**Data**
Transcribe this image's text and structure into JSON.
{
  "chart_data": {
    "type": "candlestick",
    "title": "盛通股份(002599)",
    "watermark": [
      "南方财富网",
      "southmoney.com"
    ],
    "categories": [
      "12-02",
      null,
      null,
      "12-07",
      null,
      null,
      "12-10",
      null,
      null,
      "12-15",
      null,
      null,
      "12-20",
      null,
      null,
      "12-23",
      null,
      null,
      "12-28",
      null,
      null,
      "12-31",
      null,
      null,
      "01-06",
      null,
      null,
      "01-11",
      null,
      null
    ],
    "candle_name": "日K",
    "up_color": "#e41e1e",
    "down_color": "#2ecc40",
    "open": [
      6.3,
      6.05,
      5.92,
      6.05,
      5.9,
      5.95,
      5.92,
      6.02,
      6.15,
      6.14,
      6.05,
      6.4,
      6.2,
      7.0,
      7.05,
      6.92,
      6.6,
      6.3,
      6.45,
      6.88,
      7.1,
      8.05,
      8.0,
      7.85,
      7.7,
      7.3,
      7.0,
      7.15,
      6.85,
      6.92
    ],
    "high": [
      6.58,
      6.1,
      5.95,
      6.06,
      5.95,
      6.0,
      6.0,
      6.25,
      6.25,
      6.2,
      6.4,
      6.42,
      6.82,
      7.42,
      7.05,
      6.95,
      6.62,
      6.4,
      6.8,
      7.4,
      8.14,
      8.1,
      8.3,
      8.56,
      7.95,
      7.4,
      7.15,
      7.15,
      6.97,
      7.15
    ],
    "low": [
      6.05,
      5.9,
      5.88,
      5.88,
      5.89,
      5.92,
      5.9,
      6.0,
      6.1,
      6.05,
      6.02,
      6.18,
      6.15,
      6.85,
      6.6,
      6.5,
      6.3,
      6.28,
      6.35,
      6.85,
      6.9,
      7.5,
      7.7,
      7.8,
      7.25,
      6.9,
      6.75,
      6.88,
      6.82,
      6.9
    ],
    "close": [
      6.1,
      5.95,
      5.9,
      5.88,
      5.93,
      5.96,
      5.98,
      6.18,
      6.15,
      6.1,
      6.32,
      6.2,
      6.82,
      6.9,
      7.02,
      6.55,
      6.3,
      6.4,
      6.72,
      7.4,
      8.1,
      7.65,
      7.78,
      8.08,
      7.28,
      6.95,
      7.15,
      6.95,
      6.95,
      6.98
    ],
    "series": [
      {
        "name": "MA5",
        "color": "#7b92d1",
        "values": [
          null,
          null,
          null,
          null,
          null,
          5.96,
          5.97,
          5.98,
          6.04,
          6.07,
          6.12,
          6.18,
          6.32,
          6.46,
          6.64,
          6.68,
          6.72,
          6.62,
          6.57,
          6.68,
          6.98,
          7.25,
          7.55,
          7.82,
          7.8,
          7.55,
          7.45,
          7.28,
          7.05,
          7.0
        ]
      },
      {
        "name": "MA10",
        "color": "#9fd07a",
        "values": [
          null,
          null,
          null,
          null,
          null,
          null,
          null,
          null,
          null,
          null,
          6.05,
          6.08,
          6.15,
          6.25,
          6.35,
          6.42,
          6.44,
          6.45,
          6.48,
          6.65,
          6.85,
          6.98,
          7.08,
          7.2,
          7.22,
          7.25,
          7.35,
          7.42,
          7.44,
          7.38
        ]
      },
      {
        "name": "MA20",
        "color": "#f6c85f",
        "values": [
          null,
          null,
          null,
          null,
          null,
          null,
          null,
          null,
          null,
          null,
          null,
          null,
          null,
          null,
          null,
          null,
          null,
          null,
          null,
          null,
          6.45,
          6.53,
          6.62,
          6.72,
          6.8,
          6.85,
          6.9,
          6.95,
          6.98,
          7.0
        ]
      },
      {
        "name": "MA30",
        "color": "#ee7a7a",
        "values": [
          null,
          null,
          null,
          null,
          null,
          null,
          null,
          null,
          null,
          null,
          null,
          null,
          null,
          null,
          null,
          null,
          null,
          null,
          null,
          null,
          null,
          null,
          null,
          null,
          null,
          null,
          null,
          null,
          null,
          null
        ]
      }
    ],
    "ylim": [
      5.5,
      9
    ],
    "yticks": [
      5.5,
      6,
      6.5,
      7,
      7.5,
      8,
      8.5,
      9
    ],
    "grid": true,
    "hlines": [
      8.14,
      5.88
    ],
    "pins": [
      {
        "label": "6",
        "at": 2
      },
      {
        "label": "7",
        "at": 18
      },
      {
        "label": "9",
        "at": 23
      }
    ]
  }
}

**Problem statement**
Take the entries above and transcribe them in full.

**Answer**
Transcribe this image's text and structure into JSON.
{
  "chart_data": {
    "type": "candlestick",
    "title": "盛通股份(002599)",
    "watermark": [
      "南方财富网",
      "southmoney.com"
    ],
    "categories": [
      "12-02",
      null,
      null,
      "12-07",
      null,
      null,
      "12-10",
      null,
      null,
      "12-15",
      null,
      null,
      "12-20",
      null,
      null,
      "12-23",
      null,
      null,
      "12-28",
      null,
      null,
      "12-31",
      null,
      null,
      "01-06",
      null,
      null,
      "01-11",
      null,
      null
    ],
    "candle_name": "日K",
    "up_color": "#e41e1e",
    "down_color": "#2ecc40",
    "open": [
      6.3,
      6.05,
      5.92,
      6.05,
      5.9,
      5.95,
      5.92,
      6.02,
      6.15,
      6.14,
      6.05,
      6.4,
      6.2,
      7.0,
      7.05,
      6.92,
      6.6,
      6.3,
      6.45,
      6.88,
      7.1,
      8.05,
      8.0,
      7.85,
      7.7,
      7.3,
      7.0,
      7.15,
      6.85,
      6.92
    ],
    "high": [
      6.58,
      6.1,
      5.95,
      6.06,
      5.95,
      6.0,
      6.0,
      6.25,
      6.25,
      6.2,
      6.4,
      6.42,
      6.82,
      7.42,
      7.05,
      6.95,
      6.62,
      6.4,
      6.8,
      7.4,
      8.14,
      8.1,
      8.3,
      8.56,
      7.95,
      7.4,
      7.15,
      7.15,
      6.97,
      7.15
    ],
    "low": [
      6.05,
      5.9,
      5.88,
      5.88,
      5.89,
      5.92,
      5.9,
      6.0,
      6.1,
      6.05,
      6.02,
      6.18,
      6.15,
      6.85,
      6.6,
      6.5,
      6.3,
      6.28,
      6.35,
      6.85,
      6.9,
      7.5,
      7.7,
      7.8,
      7.25,
      6.9,
      6.75,
      6.88,
      6.82,
      6.9
    ],
    "close": [
      6.1,
      5.95,
      5.9,
      5.88,
      5.93,
      5.96,
      5.98,
      6.18,
      6.15,
      6.1,
      6.32,
      6.2,
      6.82,
      6.9,
      7.02,
      6.55,
      6.3,
      6.4,
      6.72,
      7.4,
      8.1,
      7.65,
      7.78,
      8.08,
      7.28,
      6.95,
      7.15,
      6.95,
      6.95,
      6.98
    ],
    "series": [
      {
        "name": "MA5",
        "color": "#7b92d1",
        "values": [
          null,
          null,
          null,
          null,
          null,
          5.96,
          5.97,
          5.98,
          6.04,
          6.07,
          6.12,
          6.18,
          6.32,
          6.46,
          6.64,
          6.68,
          6.72,
          6.62,
          6.57,
          6.68,
          6.98,
          7.25,
          7.55,
          7.82,
          7.8,
          7.55,
          7.45,
          7.28,
          7.05,
          7.0
        ]
      },
      {
        "name": "MA10",
        "color": "#9fd07a",
        "values": [
          null,
          null,
          null,
          null,
          null,
          null,
          null,
          null,
          null,
          null,
          6.05,
          6.08,
          6.15,
          6.25,
          6.35,
          6.42,
          6.44,
          6.45,
          6.48,
          6.65,
          6.85,
          6.98,
          7.08,
          7.2,
          7.22,
          7.25,
          7.35,
          7.42,
          7.44,
          7.38
        ]
      },
      {
        "name": "MA20",
        "color": "#f6c85f",
        "values": [
          null,
          null,
          null,
          null,
          null,
          null,
          null,
          null,
          null,
          null,
          null,
          null,
          null,
          null,
          null,
          null,
          null,
          null,
          null,
          null,
          6.45,
          6.53,
          6.62,
          6.72,
          6.8,
          6.85,
          6.9,
          6.95,
          6.98,
          7.0
        ]
      },
      {
        "name": "MA30",
        "color": "#ee7a7a",
        "values": [
          null,
          null,
          null,
          null,
          null,
          null,
          null,
          null,
          null,
          null,
          null,
          null,
          null,
          null,
          null,
          null,
          null,
          null,
          null,
          null,
          null,
          null,
          null,
          null,
          null,
          null,
          null,
          null,
          null,
          null
        ]
      }
    ],
    "ylim": [
      5.5,
      9
    ],
    "yticks": [
      5.5,
      6,
      6.5,
      7,
      7.5,
      8,
      8.5,
      9
    ],
    "grid": true,
    "hlines": [
      8.14,
      5.88
    ],
    "pins": [
      {
        "label": "6",
        "at": 2
      },
      {
        "label": "7",
        "at": 18
      },
      {
        "label": "9",
        "at": 23
      }
    ]
  }
}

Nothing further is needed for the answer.